• SET TASK: Write out the data again exactly, skipping every picture.

• RECORDS SHOWN:

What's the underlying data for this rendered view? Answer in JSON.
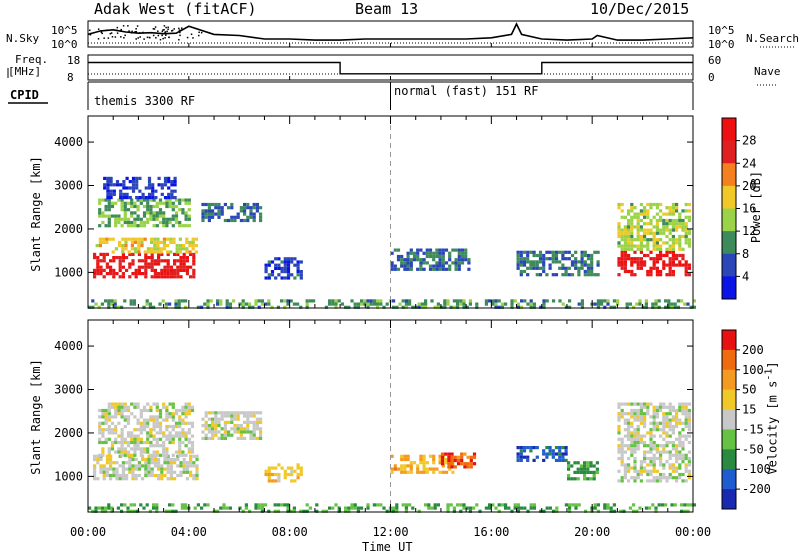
{
  "header": {
    "title": "Adak West (fitACF)",
    "beam": "Beam 13",
    "date": "10/Dec/2015"
  },
  "noise_panel": {
    "left_label": "N.Sky",
    "left_ticks": [
      "10^5",
      "10^0"
    ],
    "right_ticks": [
      "10^5",
      "10^0"
    ],
    "right_label": "N.Search"
  },
  "freq_panel": {
    "left_label_top": "Freq.",
    "left_label_unit": "[MHz]",
    "left_ticks": [
      "18",
      "8"
    ],
    "right_ticks": [
      "60",
      "0"
    ],
    "right_label": "Nave"
  },
  "cpid": {
    "label": "CPID",
    "segments": [
      {
        "text": "themis 3300 RF",
        "start_hour": 0
      },
      {
        "text": "normal (fast) 151 RF",
        "start_hour": 12
      }
    ]
  },
  "xaxis": {
    "title": "Time UT",
    "ticks": [
      "00:00",
      "04:00",
      "08:00",
      "12:00",
      "16:00",
      "20:00",
      "00:00"
    ]
  },
  "chart_data": [
    {
      "type": "line",
      "name": "noise",
      "x_range_hours": [
        0,
        24
      ],
      "series": [
        {
          "x": [
            0,
            0.5,
            1,
            1.5,
            2,
            2.5,
            3,
            3.5,
            4,
            5,
            6,
            7,
            8,
            9,
            10,
            11,
            12,
            13,
            14,
            15,
            16,
            16.8,
            17,
            17.2,
            18,
            19,
            20,
            20.2,
            21,
            22,
            23,
            24
          ],
          "y": [
            0.55,
            0.7,
            0.75,
            0.65,
            0.6,
            0.62,
            0.58,
            0.6,
            0.9,
            0.55,
            0.5,
            0.35,
            0.35,
            0.3,
            0.3,
            0.35,
            0.35,
            0.35,
            0.35,
            0.35,
            0.4,
            0.55,
            1,
            0.55,
            0.35,
            0.3,
            0.35,
            0.5,
            0.3,
            0.3,
            0.35,
            0.4
          ]
        }
      ]
    },
    {
      "type": "line",
      "name": "frequency",
      "x_range_hours": [
        0,
        24
      ],
      "ylim": [
        8,
        18
      ],
      "series": [
        {
          "x": [
            0,
            10,
            10,
            18,
            18,
            24
          ],
          "y": [
            15,
            15,
            10.5,
            10.5,
            15,
            15
          ]
        }
      ]
    },
    {
      "type": "heatmap",
      "name": "power",
      "ylabel": "Slant Range [km]",
      "ylim": [
        180,
        4600
      ],
      "yticks": [
        1000,
        2000,
        3000,
        4000
      ],
      "colorbar": {
        "label": "Power [dB]",
        "ticks": [
          "4",
          "8",
          "12",
          "16",
          "20",
          "24",
          "28"
        ],
        "colors": [
          "#0a14e6",
          "#2a46b8",
          "#3d8a5a",
          "#9bd348",
          "#f0c828",
          "#f58020",
          "#e02020",
          "#ee1010"
        ]
      },
      "regions": [
        {
          "t0": 0.2,
          "t1": 4.2,
          "r0": 900,
          "r1": 1450,
          "level": 0.92
        },
        {
          "t0": 0.3,
          "t1": 4.3,
          "r0": 1450,
          "r1": 1800,
          "level": 0.55
        },
        {
          "t0": 0.4,
          "t1": 4.0,
          "r0": 2100,
          "r1": 2700,
          "level": 0.35
        },
        {
          "t0": 0.6,
          "t1": 3.5,
          "r0": 2700,
          "r1": 3200,
          "level": 0.1
        },
        {
          "t0": 4.5,
          "t1": 6.8,
          "r0": 2200,
          "r1": 2600,
          "level": 0.2
        },
        {
          "t0": 7.0,
          "t1": 8.4,
          "r0": 900,
          "r1": 1350,
          "level": 0.12
        },
        {
          "t0": 12.0,
          "t1": 15.3,
          "r0": 1100,
          "r1": 1550,
          "level": 0.2
        },
        {
          "t0": 17.0,
          "t1": 20.2,
          "r0": 950,
          "r1": 1500,
          "level": 0.22
        },
        {
          "t0": 21.0,
          "t1": 23.9,
          "r0": 950,
          "r1": 1500,
          "level": 0.95
        },
        {
          "t0": 21.0,
          "t1": 23.9,
          "r0": 1500,
          "r1": 2600,
          "level": 0.45
        },
        {
          "t0": 0,
          "t1": 24,
          "r0": 200,
          "r1": 380,
          "level": 0.3
        }
      ]
    },
    {
      "type": "heatmap",
      "name": "velocity",
      "ylabel": "Slant Range [km]",
      "ylim": [
        180,
        4600
      ],
      "yticks": [
        1000,
        2000,
        3000,
        4000
      ],
      "colorbar": {
        "label": "Velocity [m s^-1]",
        "ticks": [
          "200",
          "100",
          "50",
          "15",
          "-15",
          "-50",
          "-100",
          "-200"
        ],
        "colors": [
          "#1a2ab0",
          "#1f5cd0",
          "#2a8a40",
          "#66c244",
          "#c8c8c8",
          "#f0c828",
          "#f59a20",
          "#f06a10",
          "#e81010"
        ]
      },
      "regions": [
        {
          "t0": 0.2,
          "t1": 4.3,
          "r0": 950,
          "r1": 1500,
          "level": 0.5
        },
        {
          "t0": 0.4,
          "t1": 4.2,
          "r0": 1500,
          "r1": 2700,
          "level": 0.5
        },
        {
          "t0": 4.5,
          "t1": 6.8,
          "r0": 1900,
          "r1": 2500,
          "level": 0.5
        },
        {
          "t0": 7.0,
          "t1": 8.4,
          "r0": 900,
          "r1": 1300,
          "level": 0.62
        },
        {
          "t0": 12.0,
          "t1": 14.5,
          "r0": 1100,
          "r1": 1500,
          "level": 0.72
        },
        {
          "t0": 14.0,
          "t1": 15.3,
          "r0": 1250,
          "r1": 1550,
          "level": 0.9
        },
        {
          "t0": 17.0,
          "t1": 19.0,
          "r0": 1400,
          "r1": 1700,
          "level": 0.1
        },
        {
          "t0": 19.0,
          "t1": 20.2,
          "r0": 950,
          "r1": 1350,
          "level": 0.3
        },
        {
          "t0": 21.0,
          "t1": 23.9,
          "r0": 900,
          "r1": 2700,
          "level": 0.5
        },
        {
          "t0": 0,
          "t1": 24,
          "r0": 200,
          "r1": 380,
          "level": 0.32
        }
      ]
    }
  ]
}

• PROBLEM SOLUTION:
What's the underlying data for this rendered view? Answer in JSON.
{
  "header": {
    "title": "Adak West (fitACF)",
    "beam": "Beam 13",
    "date": "10/Dec/2015"
  },
  "noise_panel": {
    "left_label": "N.Sky",
    "left_ticks": [
      "10^5",
      "10^0"
    ],
    "right_ticks": [
      "10^5",
      "10^0"
    ],
    "right_label": "N.Search"
  },
  "freq_panel": {
    "left_label_top": "Freq.",
    "left_label_unit": "[MHz]",
    "left_ticks": [
      "18",
      "8"
    ],
    "right_ticks": [
      "60",
      "0"
    ],
    "right_label": "Nave"
  },
  "cpid": {
    "label": "CPID",
    "segments": [
      {
        "text": "themis 3300 RF",
        "start_hour": 0
      },
      {
        "text": "normal (fast) 151 RF",
        "start_hour": 12
      }
    ]
  },
  "xaxis": {
    "title": "Time UT",
    "ticks": [
      "00:00",
      "04:00",
      "08:00",
      "12:00",
      "16:00",
      "20:00",
      "00:00"
    ]
  },
  "chart_data": [
    {
      "type": "line",
      "name": "noise",
      "x_range_hours": [
        0,
        24
      ],
      "series": [
        {
          "x": [
            0,
            0.5,
            1,
            1.5,
            2,
            2.5,
            3,
            3.5,
            4,
            5,
            6,
            7,
            8,
            9,
            10,
            11,
            12,
            13,
            14,
            15,
            16,
            16.8,
            17,
            17.2,
            18,
            19,
            20,
            20.2,
            21,
            22,
            23,
            24
          ],
          "y": [
            0.55,
            0.7,
            0.75,
            0.65,
            0.6,
            0.62,
            0.58,
            0.6,
            0.9,
            0.55,
            0.5,
            0.35,
            0.35,
            0.3,
            0.3,
            0.35,
            0.35,
            0.35,
            0.35,
            0.35,
            0.4,
            0.55,
            1,
            0.55,
            0.35,
            0.3,
            0.35,
            0.5,
            0.3,
            0.3,
            0.35,
            0.4
          ]
        }
      ]
    },
    {
      "type": "line",
      "name": "frequency",
      "x_range_hours": [
        0,
        24
      ],
      "ylim": [
        8,
        18
      ],
      "series": [
        {
          "x": [
            0,
            10,
            10,
            18,
            18,
            24
          ],
          "y": [
            15,
            15,
            10.5,
            10.5,
            15,
            15
          ]
        }
      ]
    },
    {
      "type": "heatmap",
      "name": "power",
      "ylabel": "Slant Range [km]",
      "ylim": [
        180,
        4600
      ],
      "yticks": [
        1000,
        2000,
        3000,
        4000
      ],
      "colorbar": {
        "label": "Power [dB]",
        "ticks": [
          "4",
          "8",
          "12",
          "16",
          "20",
          "24",
          "28"
        ],
        "colors": [
          "#0a14e6",
          "#2a46b8",
          "#3d8a5a",
          "#9bd348",
          "#f0c828",
          "#f58020",
          "#e02020",
          "#ee1010"
        ]
      },
      "regions": [
        {
          "t0": 0.2,
          "t1": 4.2,
          "r0": 900,
          "r1": 1450,
          "level": 0.92
        },
        {
          "t0": 0.3,
          "t1": 4.3,
          "r0": 1450,
          "r1": 1800,
          "level": 0.55
        },
        {
          "t0": 0.4,
          "t1": 4.0,
          "r0": 2100,
          "r1": 2700,
          "level": 0.35
        },
        {
          "t0": 0.6,
          "t1": 3.5,
          "r0": 2700,
          "r1": 3200,
          "level": 0.1
        },
        {
          "t0": 4.5,
          "t1": 6.8,
          "r0": 2200,
          "r1": 2600,
          "level": 0.2
        },
        {
          "t0": 7.0,
          "t1": 8.4,
          "r0": 900,
          "r1": 1350,
          "level": 0.12
        },
        {
          "t0": 12.0,
          "t1": 15.3,
          "r0": 1100,
          "r1": 1550,
          "level": 0.2
        },
        {
          "t0": 17.0,
          "t1": 20.2,
          "r0": 950,
          "r1": 1500,
          "level": 0.22
        },
        {
          "t0": 21.0,
          "t1": 23.9,
          "r0": 950,
          "r1": 1500,
          "level": 0.95
        },
        {
          "t0": 21.0,
          "t1": 23.9,
          "r0": 1500,
          "r1": 2600,
          "level": 0.45
        },
        {
          "t0": 0,
          "t1": 24,
          "r0": 200,
          "r1": 380,
          "level": 0.3
        }
      ]
    },
    {
      "type": "heatmap",
      "name": "velocity",
      "ylabel": "Slant Range [km]",
      "ylim": [
        180,
        4600
      ],
      "yticks": [
        1000,
        2000,
        3000,
        4000
      ],
      "colorbar": {
        "label": "Velocity [m s^-1]",
        "ticks": [
          "200",
          "100",
          "50",
          "15",
          "-15",
          "-50",
          "-100",
          "-200"
        ],
        "colors": [
          "#1a2ab0",
          "#1f5cd0",
          "#2a8a40",
          "#66c244",
          "#c8c8c8",
          "#f0c828",
          "#f59a20",
          "#f06a10",
          "#e81010"
        ]
      },
      "regions": [
        {
          "t0": 0.2,
          "t1": 4.3,
          "r0": 950,
          "r1": 1500,
          "level": 0.5
        },
        {
          "t0": 0.4,
          "t1": 4.2,
          "r0": 1500,
          "r1": 2700,
          "level": 0.5
        },
        {
          "t0": 4.5,
          "t1": 6.8,
          "r0": 1900,
          "r1": 2500,
          "level": 0.5
        },
        {
          "t0": 7.0,
          "t1": 8.4,
          "r0": 900,
          "r1": 1300,
          "level": 0.62
        },
        {
          "t0": 12.0,
          "t1": 14.5,
          "r0": 1100,
          "r1": 1500,
          "level": 0.72
        },
        {
          "t0": 14.0,
          "t1": 15.3,
          "r0": 1250,
          "r1": 1550,
          "level": 0.9
        },
        {
          "t0": 17.0,
          "t1": 19.0,
          "r0": 1400,
          "r1": 1700,
          "level": 0.1
        },
        {
          "t0": 19.0,
          "t1": 20.2,
          "r0": 950,
          "r1": 1350,
          "level": 0.3
        },
        {
          "t0": 21.0,
          "t1": 23.9,
          "r0": 900,
          "r1": 2700,
          "level": 0.5
        },
        {
          "t0": 0,
          "t1": 24,
          "r0": 200,
          "r1": 380,
          "level": 0.32
        }
      ]
    }
  ]
}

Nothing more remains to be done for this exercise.